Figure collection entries
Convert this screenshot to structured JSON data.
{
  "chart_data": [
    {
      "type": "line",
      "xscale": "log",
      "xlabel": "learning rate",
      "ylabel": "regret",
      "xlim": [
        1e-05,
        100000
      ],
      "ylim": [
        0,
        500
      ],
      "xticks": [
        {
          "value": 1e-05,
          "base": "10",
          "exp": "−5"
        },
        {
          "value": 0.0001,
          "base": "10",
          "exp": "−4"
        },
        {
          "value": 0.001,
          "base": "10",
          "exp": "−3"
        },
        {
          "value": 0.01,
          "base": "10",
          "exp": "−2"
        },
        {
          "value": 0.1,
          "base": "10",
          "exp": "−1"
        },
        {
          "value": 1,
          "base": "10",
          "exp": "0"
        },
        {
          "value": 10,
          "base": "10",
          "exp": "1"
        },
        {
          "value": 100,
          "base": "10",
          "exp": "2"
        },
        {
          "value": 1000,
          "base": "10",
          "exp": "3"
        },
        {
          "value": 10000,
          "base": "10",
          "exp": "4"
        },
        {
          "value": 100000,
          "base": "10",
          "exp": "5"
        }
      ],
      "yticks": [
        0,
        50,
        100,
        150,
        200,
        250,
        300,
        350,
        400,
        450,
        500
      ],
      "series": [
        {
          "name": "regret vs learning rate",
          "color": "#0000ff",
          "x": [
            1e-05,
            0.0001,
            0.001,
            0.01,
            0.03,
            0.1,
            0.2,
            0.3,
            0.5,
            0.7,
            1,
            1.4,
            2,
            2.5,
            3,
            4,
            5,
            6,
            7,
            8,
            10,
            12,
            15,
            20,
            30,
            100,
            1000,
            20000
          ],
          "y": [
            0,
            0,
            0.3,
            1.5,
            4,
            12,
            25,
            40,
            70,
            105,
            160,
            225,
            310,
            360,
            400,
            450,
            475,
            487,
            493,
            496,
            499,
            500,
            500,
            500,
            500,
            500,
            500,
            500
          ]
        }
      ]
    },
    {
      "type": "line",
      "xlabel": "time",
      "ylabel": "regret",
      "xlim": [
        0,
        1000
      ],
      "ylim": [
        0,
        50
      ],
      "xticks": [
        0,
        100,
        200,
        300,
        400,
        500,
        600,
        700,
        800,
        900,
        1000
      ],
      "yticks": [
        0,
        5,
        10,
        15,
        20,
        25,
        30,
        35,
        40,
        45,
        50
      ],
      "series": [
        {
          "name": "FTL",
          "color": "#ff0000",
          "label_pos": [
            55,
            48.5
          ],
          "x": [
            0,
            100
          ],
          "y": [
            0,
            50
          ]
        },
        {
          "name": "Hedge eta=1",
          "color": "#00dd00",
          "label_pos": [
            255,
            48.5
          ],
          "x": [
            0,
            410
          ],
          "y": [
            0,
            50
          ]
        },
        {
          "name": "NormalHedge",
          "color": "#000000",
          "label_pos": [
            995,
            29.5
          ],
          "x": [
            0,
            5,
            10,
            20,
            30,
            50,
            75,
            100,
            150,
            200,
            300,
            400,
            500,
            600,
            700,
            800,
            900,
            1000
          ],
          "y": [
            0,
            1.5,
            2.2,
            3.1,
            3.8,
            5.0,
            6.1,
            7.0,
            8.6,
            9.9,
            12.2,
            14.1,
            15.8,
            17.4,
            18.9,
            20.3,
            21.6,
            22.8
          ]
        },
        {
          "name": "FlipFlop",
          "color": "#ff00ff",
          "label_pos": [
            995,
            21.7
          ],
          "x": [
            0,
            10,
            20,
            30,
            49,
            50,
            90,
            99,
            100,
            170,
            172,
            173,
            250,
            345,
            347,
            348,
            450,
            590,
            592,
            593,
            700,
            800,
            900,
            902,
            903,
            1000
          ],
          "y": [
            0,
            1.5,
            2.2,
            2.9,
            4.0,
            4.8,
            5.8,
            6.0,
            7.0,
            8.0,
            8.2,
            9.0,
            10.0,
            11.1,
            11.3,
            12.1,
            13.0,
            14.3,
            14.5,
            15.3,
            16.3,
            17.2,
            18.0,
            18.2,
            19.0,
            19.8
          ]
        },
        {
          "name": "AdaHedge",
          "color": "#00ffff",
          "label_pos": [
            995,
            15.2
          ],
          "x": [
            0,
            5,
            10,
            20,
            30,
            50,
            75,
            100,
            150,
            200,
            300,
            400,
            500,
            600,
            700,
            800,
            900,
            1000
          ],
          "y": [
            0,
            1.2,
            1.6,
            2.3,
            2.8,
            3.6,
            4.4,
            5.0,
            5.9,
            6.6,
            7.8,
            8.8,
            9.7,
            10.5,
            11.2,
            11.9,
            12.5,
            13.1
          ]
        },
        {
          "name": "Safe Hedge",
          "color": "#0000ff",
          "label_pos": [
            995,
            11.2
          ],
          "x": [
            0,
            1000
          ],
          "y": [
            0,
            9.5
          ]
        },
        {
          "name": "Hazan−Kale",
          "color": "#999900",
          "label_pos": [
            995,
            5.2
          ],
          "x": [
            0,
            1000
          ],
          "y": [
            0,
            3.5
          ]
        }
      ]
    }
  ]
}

* EXERCISE OBJECTIVE *
Whichever lines contain the string "rate", select and copy them.

* WORKED ANSWER *
      "xlabel": "learning rate",
          "name": "regret vs learning rate",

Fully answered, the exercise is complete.